>> Begin

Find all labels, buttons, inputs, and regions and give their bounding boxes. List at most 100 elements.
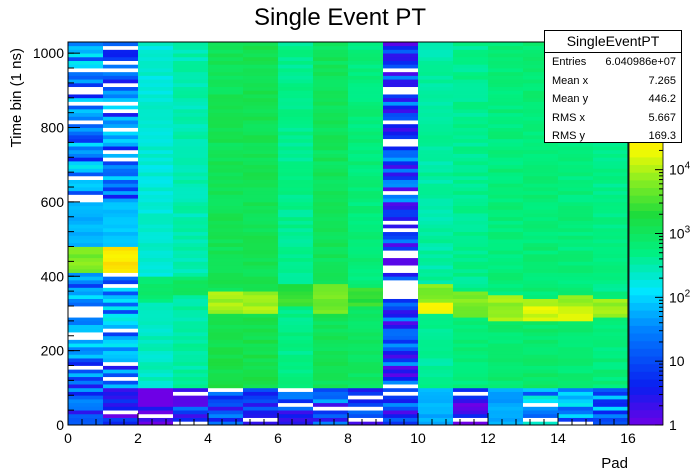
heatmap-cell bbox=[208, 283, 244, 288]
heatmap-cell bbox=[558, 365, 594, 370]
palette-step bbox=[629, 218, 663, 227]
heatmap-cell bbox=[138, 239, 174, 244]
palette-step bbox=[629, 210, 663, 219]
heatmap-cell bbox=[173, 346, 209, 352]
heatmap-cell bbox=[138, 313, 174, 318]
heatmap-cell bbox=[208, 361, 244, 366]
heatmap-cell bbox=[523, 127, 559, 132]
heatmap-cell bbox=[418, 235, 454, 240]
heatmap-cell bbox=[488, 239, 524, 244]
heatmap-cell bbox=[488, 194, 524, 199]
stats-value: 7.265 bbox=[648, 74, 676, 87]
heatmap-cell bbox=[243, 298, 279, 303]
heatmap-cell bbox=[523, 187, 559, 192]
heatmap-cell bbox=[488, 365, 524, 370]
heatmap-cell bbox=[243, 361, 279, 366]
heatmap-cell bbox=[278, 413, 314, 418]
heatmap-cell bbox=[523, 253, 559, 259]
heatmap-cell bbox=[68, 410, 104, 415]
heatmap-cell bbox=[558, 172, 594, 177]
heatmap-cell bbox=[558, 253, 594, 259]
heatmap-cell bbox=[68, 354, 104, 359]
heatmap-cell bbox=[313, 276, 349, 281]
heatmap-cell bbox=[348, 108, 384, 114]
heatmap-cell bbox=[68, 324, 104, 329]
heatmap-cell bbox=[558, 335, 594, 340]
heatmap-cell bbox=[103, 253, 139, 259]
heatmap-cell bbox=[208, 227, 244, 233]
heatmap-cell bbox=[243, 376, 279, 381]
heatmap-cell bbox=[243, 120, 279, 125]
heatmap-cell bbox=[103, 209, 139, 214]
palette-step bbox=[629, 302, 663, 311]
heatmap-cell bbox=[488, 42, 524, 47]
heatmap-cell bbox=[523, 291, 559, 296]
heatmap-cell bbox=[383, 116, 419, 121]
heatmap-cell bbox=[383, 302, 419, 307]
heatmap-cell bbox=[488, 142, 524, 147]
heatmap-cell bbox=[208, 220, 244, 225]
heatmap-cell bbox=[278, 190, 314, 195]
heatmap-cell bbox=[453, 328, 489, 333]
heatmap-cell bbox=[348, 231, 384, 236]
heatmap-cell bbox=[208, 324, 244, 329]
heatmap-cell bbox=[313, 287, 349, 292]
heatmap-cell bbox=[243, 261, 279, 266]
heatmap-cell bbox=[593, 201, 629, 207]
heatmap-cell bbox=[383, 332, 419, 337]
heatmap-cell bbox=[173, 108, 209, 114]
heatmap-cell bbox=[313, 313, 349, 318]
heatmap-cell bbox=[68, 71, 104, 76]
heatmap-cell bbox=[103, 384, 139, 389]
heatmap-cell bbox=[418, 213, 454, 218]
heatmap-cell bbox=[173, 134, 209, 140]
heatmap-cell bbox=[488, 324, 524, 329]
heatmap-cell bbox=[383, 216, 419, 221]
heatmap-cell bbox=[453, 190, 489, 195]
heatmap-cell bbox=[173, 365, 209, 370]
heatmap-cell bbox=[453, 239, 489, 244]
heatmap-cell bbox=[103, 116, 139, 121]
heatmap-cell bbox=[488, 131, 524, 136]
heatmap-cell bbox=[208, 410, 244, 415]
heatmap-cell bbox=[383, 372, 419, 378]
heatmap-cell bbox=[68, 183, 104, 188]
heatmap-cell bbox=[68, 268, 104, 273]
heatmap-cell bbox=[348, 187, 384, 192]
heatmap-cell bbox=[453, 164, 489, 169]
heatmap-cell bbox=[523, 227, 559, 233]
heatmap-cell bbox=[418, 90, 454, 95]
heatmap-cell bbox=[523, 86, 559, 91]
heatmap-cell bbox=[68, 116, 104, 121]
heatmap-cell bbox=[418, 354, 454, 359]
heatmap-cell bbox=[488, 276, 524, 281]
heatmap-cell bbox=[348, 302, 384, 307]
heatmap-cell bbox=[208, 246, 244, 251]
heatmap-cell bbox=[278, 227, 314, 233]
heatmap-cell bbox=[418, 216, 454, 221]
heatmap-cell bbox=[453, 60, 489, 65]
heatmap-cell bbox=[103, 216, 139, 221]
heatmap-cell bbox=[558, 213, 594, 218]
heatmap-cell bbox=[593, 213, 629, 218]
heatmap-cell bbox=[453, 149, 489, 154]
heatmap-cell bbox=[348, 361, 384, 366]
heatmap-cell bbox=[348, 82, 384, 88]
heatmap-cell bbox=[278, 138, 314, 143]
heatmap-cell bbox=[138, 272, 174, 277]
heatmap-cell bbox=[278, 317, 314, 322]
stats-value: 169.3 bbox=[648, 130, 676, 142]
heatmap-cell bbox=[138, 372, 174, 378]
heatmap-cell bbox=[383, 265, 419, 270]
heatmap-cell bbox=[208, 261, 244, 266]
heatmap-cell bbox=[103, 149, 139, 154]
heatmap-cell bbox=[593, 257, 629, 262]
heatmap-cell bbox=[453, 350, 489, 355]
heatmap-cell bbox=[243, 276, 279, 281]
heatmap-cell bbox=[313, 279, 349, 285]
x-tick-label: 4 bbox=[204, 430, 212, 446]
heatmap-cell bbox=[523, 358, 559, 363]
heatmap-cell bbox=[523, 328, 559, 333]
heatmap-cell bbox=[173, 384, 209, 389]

>> End

Work instructions: Please render every line of the records above as a Markdown table with the columns "Row" and "Line", numbering the rows and skipping blank lines. Omit the pictures.

Right answer:
| Row | Line |
|---|---|
| 1 | Find all labels, buttons, inputs, and regions and give their bounding boxes. List at most 100 elements. |
| 2 | heatmap-cell bbox=[208, 283, 244, 288] |
| 3 | heatmap-cell bbox=[558, 365, 594, 370] |
| 4 | palette-step bbox=[629, 218, 663, 227] |
| 5 | heatmap-cell bbox=[138, 239, 174, 244] |
| 6 | palette-step bbox=[629, 210, 663, 219] |
| 7 | heatmap-cell bbox=[173, 346, 209, 352] |
| 8 | heatmap-cell bbox=[138, 313, 174, 318] |
| 9 | heatmap-cell bbox=[208, 361, 244, 366] |
| 10 | heatmap-cell bbox=[523, 127, 559, 132] |
| 11 | heatmap-cell bbox=[418, 235, 454, 240] |
| 12 | heatmap-cell bbox=[488, 239, 524, 244] |
| 13 | heatmap-cell bbox=[488, 194, 524, 199] |
| 14 | stats-value: 7.265 bbox=[648, 74, 676, 87] |
| 15 | heatmap-cell bbox=[243, 298, 279, 303] |
| 16 | heatmap-cell bbox=[523, 187, 559, 192] |
| 17 | heatmap-cell bbox=[488, 365, 524, 370] |
| 18 | heatmap-cell bbox=[243, 361, 279, 366] |
| 19 | heatmap-cell bbox=[278, 413, 314, 418] |
| 20 | heatmap-cell bbox=[523, 253, 559, 259] |
| 21 | heatmap-cell bbox=[68, 410, 104, 415] |
| 22 | heatmap-cell bbox=[558, 172, 594, 177] |
| 23 | heatmap-cell bbox=[558, 253, 594, 259] |
| 24 | heatmap-cell bbox=[68, 354, 104, 359] |
| 25 | heatmap-cell bbox=[313, 276, 349, 281] |
| 26 | heatmap-cell bbox=[348, 108, 384, 114] |
| 27 | heatmap-cell bbox=[68, 324, 104, 329] |
| 28 | heatmap-cell bbox=[558, 335, 594, 340] |
| 29 | heatmap-cell bbox=[103, 253, 139, 259] |
| 30 | heatmap-cell bbox=[208, 227, 244, 233] |
| 31 | heatmap-cell bbox=[243, 376, 279, 381] |
| 32 | heatmap-cell bbox=[243, 120, 279, 125] |
| 33 | heatmap-cell bbox=[103, 209, 139, 214] |
| 34 | palette-step bbox=[629, 302, 663, 311] |
| 35 | heatmap-cell bbox=[488, 42, 524, 47] |
| 36 | heatmap-cell bbox=[523, 291, 559, 296] |
| 37 | heatmap-cell bbox=[383, 116, 419, 121] |
| 38 | heatmap-cell bbox=[383, 302, 419, 307] |
| 39 | heatmap-cell bbox=[488, 142, 524, 147] |
| 40 | heatmap-cell bbox=[208, 220, 244, 225] |
| 41 | heatmap-cell bbox=[278, 190, 314, 195] |
| 42 | heatmap-cell bbox=[453, 328, 489, 333] |
| 43 | heatmap-cell bbox=[348, 231, 384, 236] |
| 44 | heatmap-cell bbox=[208, 324, 244, 329] |
| 45 | heatmap-cell bbox=[313, 287, 349, 292] |
| 46 | heatmap-cell bbox=[243, 261, 279, 266] |
| 47 | heatmap-cell bbox=[593, 201, 629, 207] |
| 48 | heatmap-cell bbox=[383, 332, 419, 337] |
| 49 | heatmap-cell bbox=[173, 108, 209, 114] |
| 50 | heatmap-cell bbox=[313, 313, 349, 318] |
| 51 | heatmap-cell bbox=[68, 71, 104, 76] |
| 52 | heatmap-cell bbox=[103, 384, 139, 389] |
| 53 | heatmap-cell bbox=[418, 213, 454, 218] |
| 54 | heatmap-cell bbox=[173, 134, 209, 140] |
| 55 | heatmap-cell bbox=[488, 324, 524, 329] |
| 56 | heatmap-cell bbox=[383, 216, 419, 221] |
| 57 | heatmap-cell bbox=[453, 190, 489, 195] |
| 58 | heatmap-cell bbox=[173, 365, 209, 370] |
| 59 | heatmap-cell bbox=[453, 239, 489, 244] |
| 60 | heatmap-cell bbox=[103, 116, 139, 121] |
| 61 | heatmap-cell bbox=[488, 131, 524, 136] |
| 62 | heatmap-cell bbox=[208, 410, 244, 415] |
| 63 | heatmap-cell bbox=[383, 372, 419, 378] |
| 64 | heatmap-cell bbox=[68, 183, 104, 188] |
| 65 | heatmap-cell bbox=[68, 268, 104, 273] |
| 66 | heatmap-cell bbox=[348, 187, 384, 192] |
| 67 | heatmap-cell bbox=[453, 164, 489, 169] |
| 68 | heatmap-cell bbox=[523, 227, 559, 233] |
| 69 | heatmap-cell bbox=[418, 90, 454, 95] |
| 70 | heatmap-cell bbox=[523, 86, 559, 91] |
| 71 | heatmap-cell bbox=[68, 116, 104, 121] |
| 72 | heatmap-cell bbox=[418, 354, 454, 359] |
| 73 | heatmap-cell bbox=[488, 276, 524, 281] |
| 74 | heatmap-cell bbox=[348, 302, 384, 307] |
| 75 | heatmap-cell bbox=[208, 246, 244, 251] |
| 76 | heatmap-cell bbox=[278, 227, 314, 233] |
| 77 | heatmap-cell bbox=[418, 216, 454, 221] |
| 78 | heatmap-cell bbox=[453, 60, 489, 65] |
| 79 | heatmap-cell bbox=[103, 216, 139, 221] |
| 80 | heatmap-cell bbox=[558, 213, 594, 218] |
| 81 | heatmap-cell bbox=[593, 213, 629, 218] |
| 82 | heatmap-cell bbox=[453, 149, 489, 154] |
| 83 | heatmap-cell bbox=[348, 361, 384, 366] |
| 84 | heatmap-cell bbox=[348, 82, 384, 88] |
| 85 | heatmap-cell bbox=[278, 138, 314, 143] |
| 86 | heatmap-cell bbox=[138, 272, 174, 277] |
| 87 | heatmap-cell bbox=[278, 317, 314, 322] |
| 88 | stats-value: 169.3 bbox=[648, 130, 676, 142] |
| 89 | heatmap-cell bbox=[138, 372, 174, 378] |
| 90 | heatmap-cell bbox=[383, 265, 419, 270] |
| 91 | heatmap-cell bbox=[208, 261, 244, 266] |
| 92 | heatmap-cell bbox=[103, 149, 139, 154] |
| 93 | heatmap-cell bbox=[593, 257, 629, 262] |
| 94 | heatmap-cell bbox=[453, 350, 489, 355] |
| 95 | heatmap-cell bbox=[243, 276, 279, 281] |
| 96 | heatmap-cell bbox=[313, 279, 349, 285] |
| 97 | x-tick-label: 4 bbox=[204, 430, 212, 446] |
| 98 | heatmap-cell bbox=[523, 358, 559, 363] |
| 99 | heatmap-cell bbox=[523, 328, 559, 333] |
| 100 | heatmap-cell bbox=[173, 384, 209, 389] |